**Given task:**
Every record should be repeated exactly, except that pictures are left out.

:::

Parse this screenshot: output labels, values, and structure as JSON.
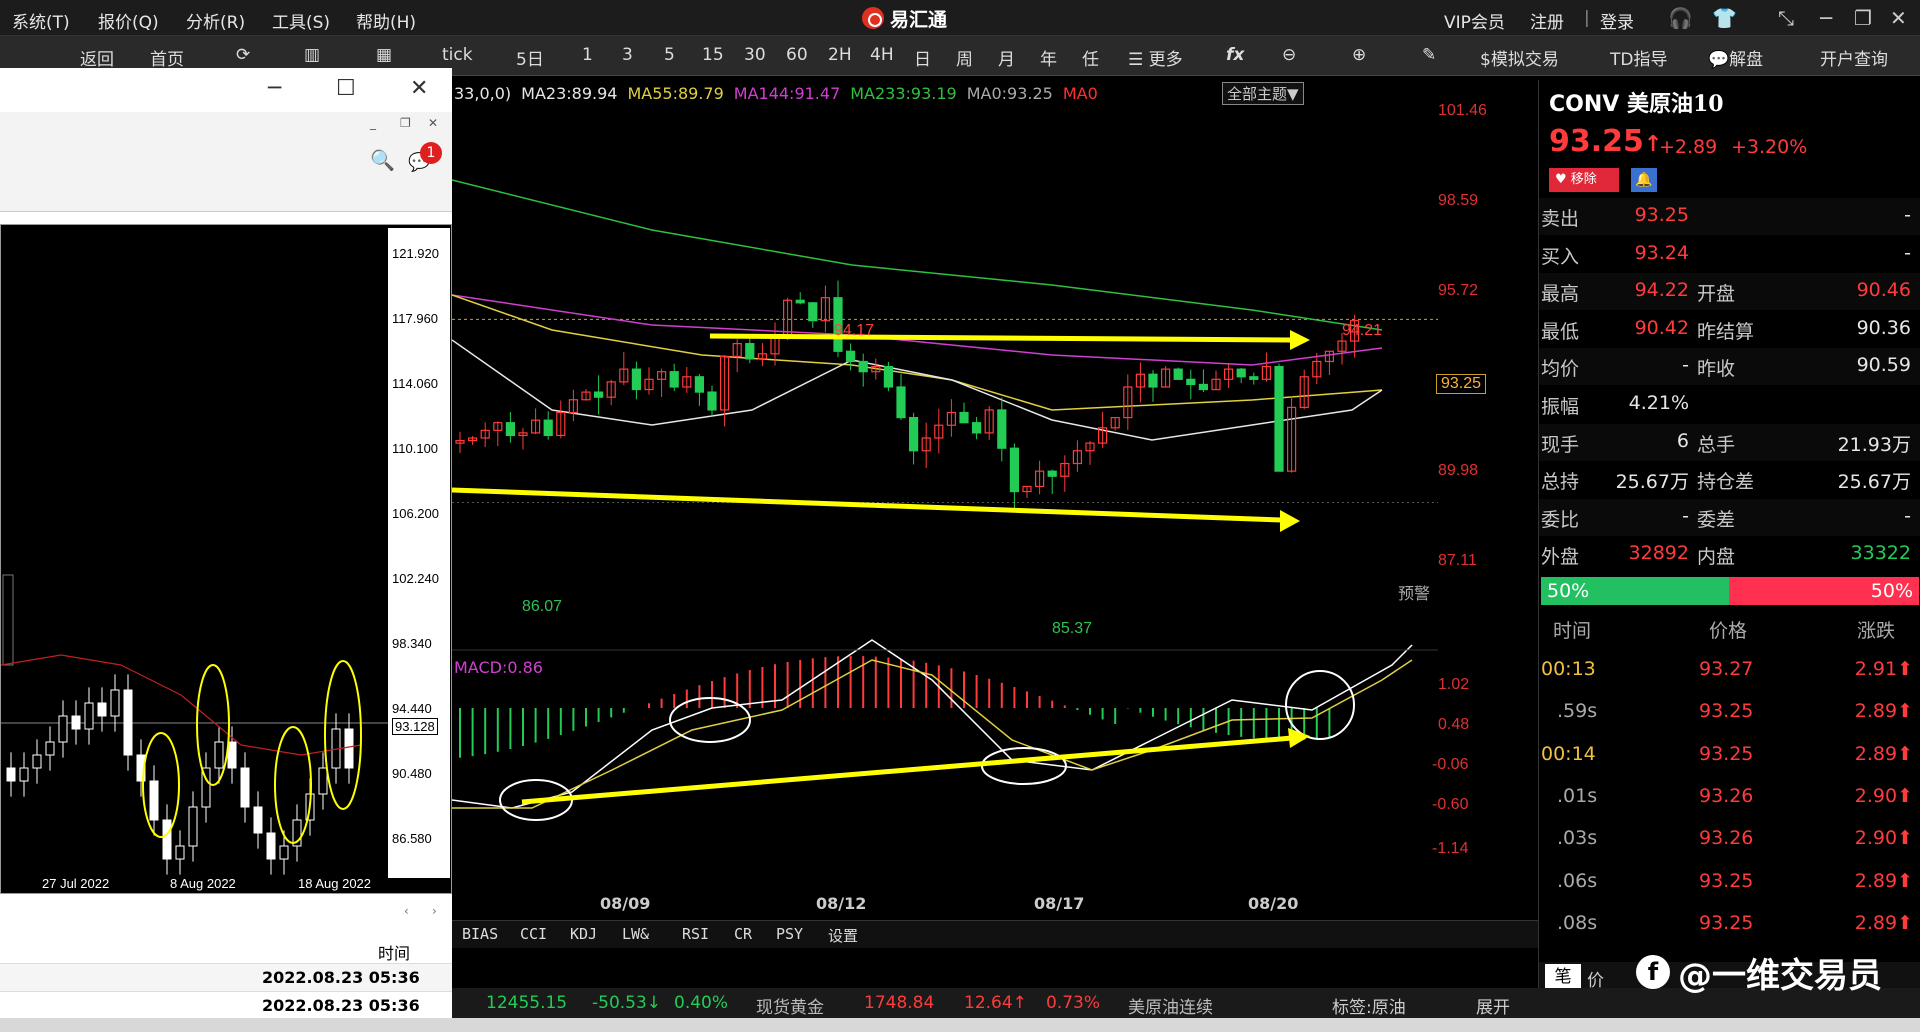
{
  "menu": {
    "items": [
      "系统(T)",
      "报价(Q)",
      "分析(R)",
      "工具(S)",
      "帮助(H)"
    ]
  },
  "app": {
    "title": "易汇通"
  },
  "topbar": {
    "vip": "VIP会员",
    "register": "注册",
    "sep": "|",
    "login": "登录"
  },
  "toolbar": {
    "back": "返回",
    "home": "首页",
    "tick": "tick",
    "periods": [
      "5日",
      "1",
      "3",
      "5",
      "15",
      "30",
      "60",
      "2H",
      "4H",
      "日",
      "周",
      "月",
      "年",
      "任"
    ],
    "more": "更多",
    "fx": "fx",
    "sim_trade": "$模拟交易",
    "td": "TD指导",
    "explain": "解盘",
    "account": "开户查询"
  },
  "mt": {
    "price_ticks": [
      "121.920",
      "117.960",
      "114.060",
      "110.100",
      "106.200",
      "102.240",
      "98.340",
      "94.440",
      "93.128",
      "90.480",
      "86.580"
    ],
    "dates": [
      "27 Jul 2022",
      "8 Aug 2022",
      "18 Aug 2022"
    ],
    "badge": "1",
    "time_header": "时间",
    "rows": [
      "2022.08.23 05:36",
      "2022.08.23 05:36"
    ]
  },
  "main": {
    "legend": [
      {
        "text": "33,0,0)",
        "color": "#e6e6e6"
      },
      {
        "text": "MA23:89.94",
        "color": "#e6e6e6"
      },
      {
        "text": "MA55:89.79",
        "color": "#e0d040"
      },
      {
        "text": "MA144:91.47",
        "color": "#d040d0"
      },
      {
        "text": "MA233:93.19",
        "color": "#30c040"
      },
      {
        "text": "MA0:93.25",
        "color": "#aaaaaa"
      },
      {
        "text": "MA0",
        "color": "#ff3030"
      }
    ],
    "theme_btn": "全部主题▼",
    "price_axis": [
      "101.46",
      "98.59",
      "95.72",
      "93.25",
      "89.98",
      "87.11"
    ],
    "high_labels": [
      "94.17",
      "94.21"
    ],
    "low_labels": [
      "86.07",
      "85.37"
    ],
    "alert": "预警",
    "macd_label": "MACD:0.86",
    "macd_axis": [
      "1.02",
      "0.48",
      "-0.06",
      "-0.60",
      "-1.14"
    ],
    "dates": [
      "08/09",
      "08/12",
      "08/17",
      "08/20"
    ],
    "indicators": [
      "BIAS",
      "CCI",
      "KDJ",
      "LW&",
      "RSI",
      "CR",
      "PSY",
      "设置"
    ],
    "tag": "标签:原油",
    "expand": "展开"
  },
  "quote": {
    "code": "CONV",
    "name": "美原油10",
    "price": "93.25",
    "change": "+2.89",
    "pct": "+3.20%",
    "remove": "移除",
    "rows": [
      {
        "l1": "卖出",
        "v1": "93.25",
        "l2": "",
        "v2": "-"
      },
      {
        "l1": "买入",
        "v1": "93.24",
        "l2": "",
        "v2": "-"
      },
      {
        "l1": "最高",
        "v1": "94.22",
        "l2": "开盘",
        "v2": "90.46"
      },
      {
        "l1": "最低",
        "v1": "90.42",
        "l2": "昨结算",
        "v2": "90.36"
      },
      {
        "l1": "均价",
        "v1": "-",
        "l2": "昨收",
        "v2": "90.59"
      },
      {
        "l1": "振幅",
        "v1": "4.21%",
        "l2": "",
        "v2": ""
      },
      {
        "l1": "现手",
        "v1": "6",
        "l2": "总手",
        "v2": "21.93万"
      },
      {
        "l1": "总持",
        "v1": "25.67万",
        "l2": "持仓差",
        "v2": "25.67万"
      },
      {
        "l1": "委比",
        "v1": "-",
        "l2": "委差",
        "v2": "-"
      },
      {
        "l1": "外盘",
        "v1": "32892",
        "l2": "内盘",
        "v2": "33322"
      }
    ],
    "bar_left": "50%",
    "bar_right": "50%",
    "ticks_header": [
      "时间",
      "价格",
      "涨跌"
    ],
    "ticks": [
      {
        "t": "00:13",
        "p": "93.27",
        "c": "2.91"
      },
      {
        "t": ".59s",
        "p": "93.25",
        "c": "2.89"
      },
      {
        "t": "00:14",
        "p": "93.25",
        "c": "2.89"
      },
      {
        "t": ".01s",
        "p": "93.26",
        "c": "2.90"
      },
      {
        "t": ".03s",
        "p": "93.26",
        "c": "2.90"
      },
      {
        "t": ".06s",
        "p": "93.25",
        "c": "2.89"
      },
      {
        "t": ".08s",
        "p": "93.25",
        "c": "2.89"
      }
    ],
    "tabs": [
      "笔",
      "价"
    ]
  },
  "status": [
    {
      "text": "12455.15",
      "color": "#22cc55"
    },
    {
      "text": "-50.53↓",
      "color": "#22cc55"
    },
    {
      "text": "0.40%",
      "color": "#22cc55"
    },
    {
      "text": "现货黄金",
      "color": "#bbbbbb"
    },
    {
      "text": "1748.84",
      "color": "#ff3b3b"
    },
    {
      "text": "12.64↑",
      "color": "#ff3b3b"
    },
    {
      "text": "0.73%",
      "color": "#ff3b3b"
    },
    {
      "text": "美原油连续",
      "color": "#bbbbbb"
    }
  ],
  "watermark": "@一维交易员"
}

:::

**Response:**
Parse this screenshot: output labels, values, and structure as JSON.
{
  "menu": {
    "items": [
      "系统(T)",
      "报价(Q)",
      "分析(R)",
      "工具(S)",
      "帮助(H)"
    ]
  },
  "app": {
    "title": "易汇通"
  },
  "topbar": {
    "vip": "VIP会员",
    "register": "注册",
    "sep": "|",
    "login": "登录"
  },
  "toolbar": {
    "back": "返回",
    "home": "首页",
    "tick": "tick",
    "periods": [
      "5日",
      "1",
      "3",
      "5",
      "15",
      "30",
      "60",
      "2H",
      "4H",
      "日",
      "周",
      "月",
      "年",
      "任"
    ],
    "more": "更多",
    "fx": "fx",
    "sim_trade": "$模拟交易",
    "td": "TD指导",
    "explain": "解盘",
    "account": "开户查询"
  },
  "mt": {
    "price_ticks": [
      "121.920",
      "117.960",
      "114.060",
      "110.100",
      "106.200",
      "102.240",
      "98.340",
      "94.440",
      "93.128",
      "90.480",
      "86.580"
    ],
    "dates": [
      "27 Jul 2022",
      "8 Aug 2022",
      "18 Aug 2022"
    ],
    "badge": "1",
    "time_header": "时间",
    "rows": [
      "2022.08.23 05:36",
      "2022.08.23 05:36"
    ]
  },
  "main": {
    "legend": [
      {
        "text": "33,0,0)",
        "color": "#e6e6e6"
      },
      {
        "text": "MA23:89.94",
        "color": "#e6e6e6"
      },
      {
        "text": "MA55:89.79",
        "color": "#e0d040"
      },
      {
        "text": "MA144:91.47",
        "color": "#d040d0"
      },
      {
        "text": "MA233:93.19",
        "color": "#30c040"
      },
      {
        "text": "MA0:93.25",
        "color": "#aaaaaa"
      },
      {
        "text": "MA0",
        "color": "#ff3030"
      }
    ],
    "theme_btn": "全部主题▼",
    "price_axis": [
      "101.46",
      "98.59",
      "95.72",
      "93.25",
      "89.98",
      "87.11"
    ],
    "high_labels": [
      "94.17",
      "94.21"
    ],
    "low_labels": [
      "86.07",
      "85.37"
    ],
    "alert": "预警",
    "macd_label": "MACD:0.86",
    "macd_axis": [
      "1.02",
      "0.48",
      "-0.06",
      "-0.60",
      "-1.14"
    ],
    "dates": [
      "08/09",
      "08/12",
      "08/17",
      "08/20"
    ],
    "indicators": [
      "BIAS",
      "CCI",
      "KDJ",
      "LW&",
      "RSI",
      "CR",
      "PSY",
      "设置"
    ],
    "tag": "标签:原油",
    "expand": "展开"
  },
  "quote": {
    "code": "CONV",
    "name": "美原油10",
    "price": "93.25",
    "change": "+2.89",
    "pct": "+3.20%",
    "remove": "移除",
    "rows": [
      {
        "l1": "卖出",
        "v1": "93.25",
        "l2": "",
        "v2": "-"
      },
      {
        "l1": "买入",
        "v1": "93.24",
        "l2": "",
        "v2": "-"
      },
      {
        "l1": "最高",
        "v1": "94.22",
        "l2": "开盘",
        "v2": "90.46"
      },
      {
        "l1": "最低",
        "v1": "90.42",
        "l2": "昨结算",
        "v2": "90.36"
      },
      {
        "l1": "均价",
        "v1": "-",
        "l2": "昨收",
        "v2": "90.59"
      },
      {
        "l1": "振幅",
        "v1": "4.21%",
        "l2": "",
        "v2": ""
      },
      {
        "l1": "现手",
        "v1": "6",
        "l2": "总手",
        "v2": "21.93万"
      },
      {
        "l1": "总持",
        "v1": "25.67万",
        "l2": "持仓差",
        "v2": "25.67万"
      },
      {
        "l1": "委比",
        "v1": "-",
        "l2": "委差",
        "v2": "-"
      },
      {
        "l1": "外盘",
        "v1": "32892",
        "l2": "内盘",
        "v2": "33322"
      }
    ],
    "bar_left": "50%",
    "bar_right": "50%",
    "ticks_header": [
      "时间",
      "价格",
      "涨跌"
    ],
    "ticks": [
      {
        "t": "00:13",
        "p": "93.27",
        "c": "2.91"
      },
      {
        "t": ".59s",
        "p": "93.25",
        "c": "2.89"
      },
      {
        "t": "00:14",
        "p": "93.25",
        "c": "2.89"
      },
      {
        "t": ".01s",
        "p": "93.26",
        "c": "2.90"
      },
      {
        "t": ".03s",
        "p": "93.26",
        "c": "2.90"
      },
      {
        "t": ".06s",
        "p": "93.25",
        "c": "2.89"
      },
      {
        "t": ".08s",
        "p": "93.25",
        "c": "2.89"
      }
    ],
    "tabs": [
      "笔",
      "价"
    ]
  },
  "status": [
    {
      "text": "12455.15",
      "color": "#22cc55"
    },
    {
      "text": "-50.53↓",
      "color": "#22cc55"
    },
    {
      "text": "0.40%",
      "color": "#22cc55"
    },
    {
      "text": "现货黄金",
      "color": "#bbbbbb"
    },
    {
      "text": "1748.84",
      "color": "#ff3b3b"
    },
    {
      "text": "12.64↑",
      "color": "#ff3b3b"
    },
    {
      "text": "0.73%",
      "color": "#ff3b3b"
    },
    {
      "text": "美原油连续",
      "color": "#bbbbbb"
    }
  ],
  "watermark": "@一维交易员"
}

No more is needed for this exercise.